→ Records from a data source
● ● ● ● ● ● ●

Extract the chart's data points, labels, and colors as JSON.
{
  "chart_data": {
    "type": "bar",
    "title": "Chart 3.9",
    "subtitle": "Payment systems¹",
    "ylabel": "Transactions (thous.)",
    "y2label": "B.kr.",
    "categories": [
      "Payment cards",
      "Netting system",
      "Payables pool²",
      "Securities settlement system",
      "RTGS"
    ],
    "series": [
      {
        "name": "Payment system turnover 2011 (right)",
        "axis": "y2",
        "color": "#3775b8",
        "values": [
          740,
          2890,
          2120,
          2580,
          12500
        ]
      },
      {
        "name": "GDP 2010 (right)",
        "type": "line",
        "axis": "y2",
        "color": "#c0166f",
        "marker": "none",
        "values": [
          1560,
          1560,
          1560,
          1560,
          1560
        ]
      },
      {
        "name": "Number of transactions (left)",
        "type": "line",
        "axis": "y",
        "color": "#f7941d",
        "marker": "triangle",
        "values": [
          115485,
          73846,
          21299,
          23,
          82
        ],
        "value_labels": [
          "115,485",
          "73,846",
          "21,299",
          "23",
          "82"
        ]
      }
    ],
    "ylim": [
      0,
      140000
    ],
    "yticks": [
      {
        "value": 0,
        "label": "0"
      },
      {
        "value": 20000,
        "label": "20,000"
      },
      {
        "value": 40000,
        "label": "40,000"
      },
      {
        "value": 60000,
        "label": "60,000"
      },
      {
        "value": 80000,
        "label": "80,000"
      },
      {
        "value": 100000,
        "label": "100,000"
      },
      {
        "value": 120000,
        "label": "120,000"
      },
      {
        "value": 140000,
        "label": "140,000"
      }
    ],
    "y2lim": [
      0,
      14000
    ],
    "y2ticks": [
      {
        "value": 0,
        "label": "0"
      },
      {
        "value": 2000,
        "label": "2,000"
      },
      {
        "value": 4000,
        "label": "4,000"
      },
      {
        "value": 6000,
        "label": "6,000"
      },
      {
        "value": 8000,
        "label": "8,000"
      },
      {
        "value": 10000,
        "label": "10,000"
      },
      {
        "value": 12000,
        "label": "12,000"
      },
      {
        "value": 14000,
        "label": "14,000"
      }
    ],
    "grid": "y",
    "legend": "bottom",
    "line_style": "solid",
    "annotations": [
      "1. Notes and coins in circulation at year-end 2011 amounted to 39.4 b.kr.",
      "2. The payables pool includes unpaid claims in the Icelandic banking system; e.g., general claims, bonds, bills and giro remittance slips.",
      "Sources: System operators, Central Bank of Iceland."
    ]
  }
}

● ● ● ● ● ● ●

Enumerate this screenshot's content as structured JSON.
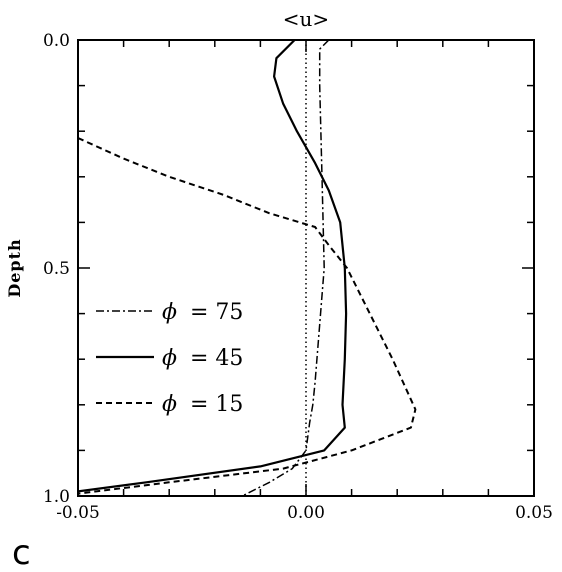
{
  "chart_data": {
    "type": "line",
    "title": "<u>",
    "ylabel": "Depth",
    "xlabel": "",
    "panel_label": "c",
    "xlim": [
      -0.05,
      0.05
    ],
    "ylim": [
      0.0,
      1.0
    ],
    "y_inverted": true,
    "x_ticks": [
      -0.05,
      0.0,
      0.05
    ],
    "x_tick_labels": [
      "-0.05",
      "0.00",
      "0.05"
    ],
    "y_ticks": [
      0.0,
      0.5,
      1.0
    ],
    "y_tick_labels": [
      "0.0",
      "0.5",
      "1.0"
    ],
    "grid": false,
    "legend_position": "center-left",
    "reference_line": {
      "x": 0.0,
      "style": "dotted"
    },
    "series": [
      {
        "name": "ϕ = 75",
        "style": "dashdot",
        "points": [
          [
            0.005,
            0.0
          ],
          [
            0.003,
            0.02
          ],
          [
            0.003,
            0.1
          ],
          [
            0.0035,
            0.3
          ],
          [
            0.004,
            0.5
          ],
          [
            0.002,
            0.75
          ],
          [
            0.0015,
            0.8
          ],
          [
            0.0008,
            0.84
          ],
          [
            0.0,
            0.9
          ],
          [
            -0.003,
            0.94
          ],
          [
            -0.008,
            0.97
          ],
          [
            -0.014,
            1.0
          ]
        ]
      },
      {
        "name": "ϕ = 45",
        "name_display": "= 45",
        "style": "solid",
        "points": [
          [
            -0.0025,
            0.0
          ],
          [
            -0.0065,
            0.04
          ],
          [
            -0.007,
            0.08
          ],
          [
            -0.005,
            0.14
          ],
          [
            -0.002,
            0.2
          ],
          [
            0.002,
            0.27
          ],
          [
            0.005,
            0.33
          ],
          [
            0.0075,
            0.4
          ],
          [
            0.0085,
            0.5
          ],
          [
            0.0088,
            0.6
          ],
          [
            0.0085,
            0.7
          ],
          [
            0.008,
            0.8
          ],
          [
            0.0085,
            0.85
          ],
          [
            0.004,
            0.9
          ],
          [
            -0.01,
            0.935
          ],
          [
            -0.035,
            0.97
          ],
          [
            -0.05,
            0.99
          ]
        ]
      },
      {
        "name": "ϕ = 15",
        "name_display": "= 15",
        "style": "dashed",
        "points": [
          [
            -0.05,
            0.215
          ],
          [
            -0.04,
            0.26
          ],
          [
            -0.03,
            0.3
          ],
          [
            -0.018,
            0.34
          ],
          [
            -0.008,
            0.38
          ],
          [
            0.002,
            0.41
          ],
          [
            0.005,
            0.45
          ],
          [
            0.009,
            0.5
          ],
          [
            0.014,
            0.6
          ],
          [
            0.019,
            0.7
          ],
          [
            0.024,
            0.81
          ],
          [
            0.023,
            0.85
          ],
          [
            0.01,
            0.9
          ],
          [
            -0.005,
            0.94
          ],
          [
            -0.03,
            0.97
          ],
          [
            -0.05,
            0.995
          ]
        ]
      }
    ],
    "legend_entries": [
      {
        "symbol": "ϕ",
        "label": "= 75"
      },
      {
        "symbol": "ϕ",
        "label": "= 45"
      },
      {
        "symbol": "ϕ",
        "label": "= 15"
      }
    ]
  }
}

● ● ● ● ● ● ●

→ Given problem
For each line of the listing that holds the word "Payment", show that line.

→ Written solution
    "subtitle": "Payment systems¹",
      "Payment cards",
        "name": "Payment system turnover 2011 (right)",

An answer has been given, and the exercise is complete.